--- Prompt ---
Extract each line of the data and write it out again exactly.

[Extracted records]
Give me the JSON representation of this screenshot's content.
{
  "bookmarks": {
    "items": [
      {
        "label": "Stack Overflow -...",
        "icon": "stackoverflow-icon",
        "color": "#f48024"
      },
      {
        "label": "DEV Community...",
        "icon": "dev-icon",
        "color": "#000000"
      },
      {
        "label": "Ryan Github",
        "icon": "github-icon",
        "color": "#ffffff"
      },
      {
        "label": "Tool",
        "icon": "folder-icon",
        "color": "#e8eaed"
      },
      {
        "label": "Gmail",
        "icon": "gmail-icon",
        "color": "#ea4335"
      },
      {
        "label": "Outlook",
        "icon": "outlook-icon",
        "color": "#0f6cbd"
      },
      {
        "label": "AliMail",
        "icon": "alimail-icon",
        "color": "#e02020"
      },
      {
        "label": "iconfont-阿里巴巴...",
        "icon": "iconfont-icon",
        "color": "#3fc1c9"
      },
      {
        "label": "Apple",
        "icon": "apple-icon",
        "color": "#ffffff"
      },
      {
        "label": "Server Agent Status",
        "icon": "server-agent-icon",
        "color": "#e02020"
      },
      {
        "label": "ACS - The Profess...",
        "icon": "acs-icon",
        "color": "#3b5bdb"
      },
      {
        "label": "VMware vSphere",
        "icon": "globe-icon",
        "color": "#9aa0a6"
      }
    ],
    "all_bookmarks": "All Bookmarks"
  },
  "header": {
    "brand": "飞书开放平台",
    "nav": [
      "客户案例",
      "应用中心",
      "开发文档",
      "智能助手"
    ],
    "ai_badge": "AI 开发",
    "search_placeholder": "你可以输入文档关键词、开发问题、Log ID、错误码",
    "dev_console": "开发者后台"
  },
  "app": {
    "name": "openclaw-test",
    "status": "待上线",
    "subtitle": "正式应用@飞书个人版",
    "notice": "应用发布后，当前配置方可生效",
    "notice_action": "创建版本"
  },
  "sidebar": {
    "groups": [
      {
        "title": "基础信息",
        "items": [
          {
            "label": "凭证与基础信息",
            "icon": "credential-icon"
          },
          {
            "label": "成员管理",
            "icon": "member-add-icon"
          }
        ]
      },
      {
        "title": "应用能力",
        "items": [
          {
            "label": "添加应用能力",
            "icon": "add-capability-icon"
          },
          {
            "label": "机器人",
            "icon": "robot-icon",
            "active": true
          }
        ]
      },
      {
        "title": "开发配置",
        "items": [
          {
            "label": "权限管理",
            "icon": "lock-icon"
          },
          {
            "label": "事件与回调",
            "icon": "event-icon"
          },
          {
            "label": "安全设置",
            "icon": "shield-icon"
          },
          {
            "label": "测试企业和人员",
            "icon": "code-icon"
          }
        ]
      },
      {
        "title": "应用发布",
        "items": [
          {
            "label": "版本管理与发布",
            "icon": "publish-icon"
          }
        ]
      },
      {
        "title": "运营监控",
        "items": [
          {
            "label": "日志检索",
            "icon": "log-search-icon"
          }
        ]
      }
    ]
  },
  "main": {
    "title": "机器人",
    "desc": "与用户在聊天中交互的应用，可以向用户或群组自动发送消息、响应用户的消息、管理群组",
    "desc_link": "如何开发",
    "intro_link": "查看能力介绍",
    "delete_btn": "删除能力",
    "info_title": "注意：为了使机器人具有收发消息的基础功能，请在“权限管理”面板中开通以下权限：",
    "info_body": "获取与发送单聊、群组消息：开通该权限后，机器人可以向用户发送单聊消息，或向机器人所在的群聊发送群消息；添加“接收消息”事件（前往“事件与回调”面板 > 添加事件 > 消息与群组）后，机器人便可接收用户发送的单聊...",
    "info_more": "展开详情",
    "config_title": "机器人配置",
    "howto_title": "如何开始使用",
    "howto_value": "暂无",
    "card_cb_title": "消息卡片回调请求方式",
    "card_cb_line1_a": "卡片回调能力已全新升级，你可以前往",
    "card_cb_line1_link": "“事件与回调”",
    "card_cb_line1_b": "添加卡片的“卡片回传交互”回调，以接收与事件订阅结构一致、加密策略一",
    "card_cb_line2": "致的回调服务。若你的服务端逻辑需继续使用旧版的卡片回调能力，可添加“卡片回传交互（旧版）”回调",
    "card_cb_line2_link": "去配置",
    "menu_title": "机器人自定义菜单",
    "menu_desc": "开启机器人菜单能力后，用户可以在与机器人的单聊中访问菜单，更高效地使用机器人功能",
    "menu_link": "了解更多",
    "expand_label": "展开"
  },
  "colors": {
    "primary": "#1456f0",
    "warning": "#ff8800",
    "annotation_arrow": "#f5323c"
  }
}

--- Written solution ---
Give me the JSON representation of this screenshot's content.
{
  "bookmarks": {
    "items": [
      {
        "label": "Stack Overflow -...",
        "icon": "stackoverflow-icon",
        "color": "#f48024"
      },
      {
        "label": "DEV Community...",
        "icon": "dev-icon",
        "color": "#000000"
      },
      {
        "label": "Ryan Github",
        "icon": "github-icon",
        "color": "#ffffff"
      },
      {
        "label": "Tool",
        "icon": "folder-icon",
        "color": "#e8eaed"
      },
      {
        "label": "Gmail",
        "icon": "gmail-icon",
        "color": "#ea4335"
      },
      {
        "label": "Outlook",
        "icon": "outlook-icon",
        "color": "#0f6cbd"
      },
      {
        "label": "AliMail",
        "icon": "alimail-icon",
        "color": "#e02020"
      },
      {
        "label": "iconfont-阿里巴巴...",
        "icon": "iconfont-icon",
        "color": "#3fc1c9"
      },
      {
        "label": "Apple",
        "icon": "apple-icon",
        "color": "#ffffff"
      },
      {
        "label": "Server Agent Status",
        "icon": "server-agent-icon",
        "color": "#e02020"
      },
      {
        "label": "ACS - The Profess...",
        "icon": "acs-icon",
        "color": "#3b5bdb"
      },
      {
        "label": "VMware vSphere",
        "icon": "globe-icon",
        "color": "#9aa0a6"
      }
    ],
    "all_bookmarks": "All Bookmarks"
  },
  "header": {
    "brand": "飞书开放平台",
    "nav": [
      "客户案例",
      "应用中心",
      "开发文档",
      "智能助手"
    ],
    "ai_badge": "AI 开发",
    "search_placeholder": "你可以输入文档关键词、开发问题、Log ID、错误码",
    "dev_console": "开发者后台"
  },
  "app": {
    "name": "openclaw-test",
    "status": "待上线",
    "subtitle": "正式应用@飞书个人版",
    "notice": "应用发布后，当前配置方可生效",
    "notice_action": "创建版本"
  },
  "sidebar": {
    "groups": [
      {
        "title": "基础信息",
        "items": [
          {
            "label": "凭证与基础信息",
            "icon": "credential-icon"
          },
          {
            "label": "成员管理",
            "icon": "member-add-icon"
          }
        ]
      },
      {
        "title": "应用能力",
        "items": [
          {
            "label": "添加应用能力",
            "icon": "add-capability-icon"
          },
          {
            "label": "机器人",
            "icon": "robot-icon",
            "active": true
          }
        ]
      },
      {
        "title": "开发配置",
        "items": [
          {
            "label": "权限管理",
            "icon": "lock-icon"
          },
          {
            "label": "事件与回调",
            "icon": "event-icon"
          },
          {
            "label": "安全设置",
            "icon": "shield-icon"
          },
          {
            "label": "测试企业和人员",
            "icon": "code-icon"
          }
        ]
      },
      {
        "title": "应用发布",
        "items": [
          {
            "label": "版本管理与发布",
            "icon": "publish-icon"
          }
        ]
      },
      {
        "title": "运营监控",
        "items": [
          {
            "label": "日志检索",
            "icon": "log-search-icon"
          }
        ]
      }
    ]
  },
  "main": {
    "title": "机器人",
    "desc": "与用户在聊天中交互的应用，可以向用户或群组自动发送消息、响应用户的消息、管理群组",
    "desc_link": "如何开发",
    "intro_link": "查看能力介绍",
    "delete_btn": "删除能力",
    "info_title": "注意：为了使机器人具有收发消息的基础功能，请在“权限管理”面板中开通以下权限：",
    "info_body": "获取与发送单聊、群组消息：开通该权限后，机器人可以向用户发送单聊消息，或向机器人所在的群聊发送群消息；添加“接收消息”事件（前往“事件与回调”面板 > 添加事件 > 消息与群组）后，机器人便可接收用户发送的单聊...",
    "info_more": "展开详情",
    "config_title": "机器人配置",
    "howto_title": "如何开始使用",
    "howto_value": "暂无",
    "card_cb_title": "消息卡片回调请求方式",
    "card_cb_line1_a": "卡片回调能力已全新升级，你可以前往",
    "card_cb_line1_link": "“事件与回调”",
    "card_cb_line1_b": "添加卡片的“卡片回传交互”回调，以接收与事件订阅结构一致、加密策略一",
    "card_cb_line2": "致的回调服务。若你的服务端逻辑需继续使用旧版的卡片回调能力，可添加“卡片回传交互（旧版）”回调",
    "card_cb_line2_link": "去配置",
    "menu_title": "机器人自定义菜单",
    "menu_desc": "开启机器人菜单能力后，用户可以在与机器人的单聊中访问菜单，更高效地使用机器人功能",
    "menu_link": "了解更多",
    "expand_label": "展开"
  },
  "colors": {
    "primary": "#1456f0",
    "warning": "#ff8800",
    "annotation_arrow": "#f5323c"
  }
}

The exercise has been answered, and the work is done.